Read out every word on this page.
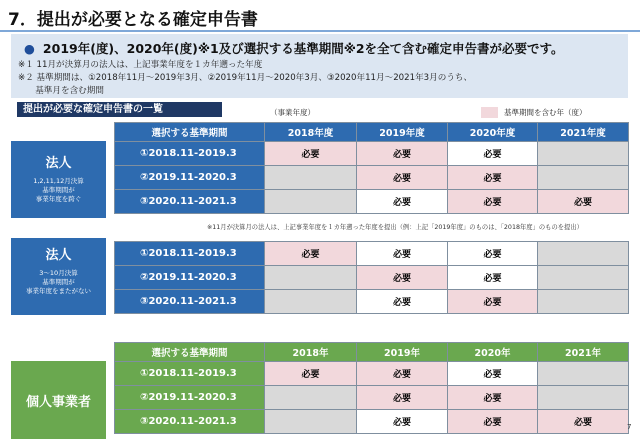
7．提出が必要となる確定申告書
● 2019年(度)、2020年(度)※1及び選択する基準期間※2を全て含む確定申告書が必要です。
※１ 11月が決算月の法人は、上記事業年度を１カ年遡った年度
※２ 基準期間は、①2018年11月～2019年3月、②2019年11月～2020年3月、③2020年11月～2021年3月のうち、
　　基準月を含む期間
提出が必要な確定申告書の一覧	（事業年度）	基準期間を含む年（度）
法人
1,2,11,12月決算
基準期間が
事業年度を跨ぐ
選択する基準期間	2018年度	2019年度	2020年度	2021年度
①2018.11-2019.3	必要	必要	必要	
②2019.11-2020.3		必要	必要	
③2020.11-2021.3		必要	必要	必要
※11月が決算月の法人は、上記事業年度を１カ年遡った年度を提出（例：上記「2019年度」のものは、「2018年度」のものを提出）
法人
3～10月決算
基準期間が
事業年度をまたがない
①2018.11-2019.3	必要	必要	必要	
②2019.11-2020.3		必要	必要	
③2020.11-2021.3		必要	必要	
個人事業者
選択する基準期間	2018年	2019年	2020年	2021年
①2018.11-2019.3	必要	必要	必要	
②2019.11-2020.3		必要	必要	
③2020.11-2021.3		必要	必要	必要	7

» What you have to do
Omit every picture, then repeat the remaining data exactly as it appears above.

» Finished answer
Read out every word on this page.
7．提出が必要となる確定申告書
● 2019年(度)、2020年(度)※1及び選択する基準期間※2を全て含む確定申告書が必要です。
※１ 11月が決算月の法人は、上記事業年度を１カ年遡った年度
※２ 基準期間は、①2018年11月～2019年3月、②2019年11月～2020年3月、③2020年11月～2021年3月のうち、
　　基準月を含む期間
提出が必要な確定申告書の一覧	（事業年度）	基準期間を含む年（度）
法人
1,2,11,12月決算
基準期間が
事業年度を跨ぐ
選択する基準期間	2018年度	2019年度	2020年度	2021年度
①2018.11-2019.3	必要	必要	必要	
②2019.11-2020.3		必要	必要	
③2020.11-2021.3		必要	必要	必要
※11月が決算月の法人は、上記事業年度を１カ年遡った年度を提出（例：上記「2019年度」のものは、「2018年度」のものを提出）
法人
3～10月決算
基準期間が
事業年度をまたがない
①2018.11-2019.3	必要	必要	必要	
②2019.11-2020.3		必要	必要	
③2020.11-2021.3		必要	必要	
個人事業者
選択する基準期間	2018年	2019年	2020年	2021年
①2018.11-2019.3	必要	必要	必要	
②2019.11-2020.3		必要	必要	
③2020.11-2021.3		必要	必要	必要	7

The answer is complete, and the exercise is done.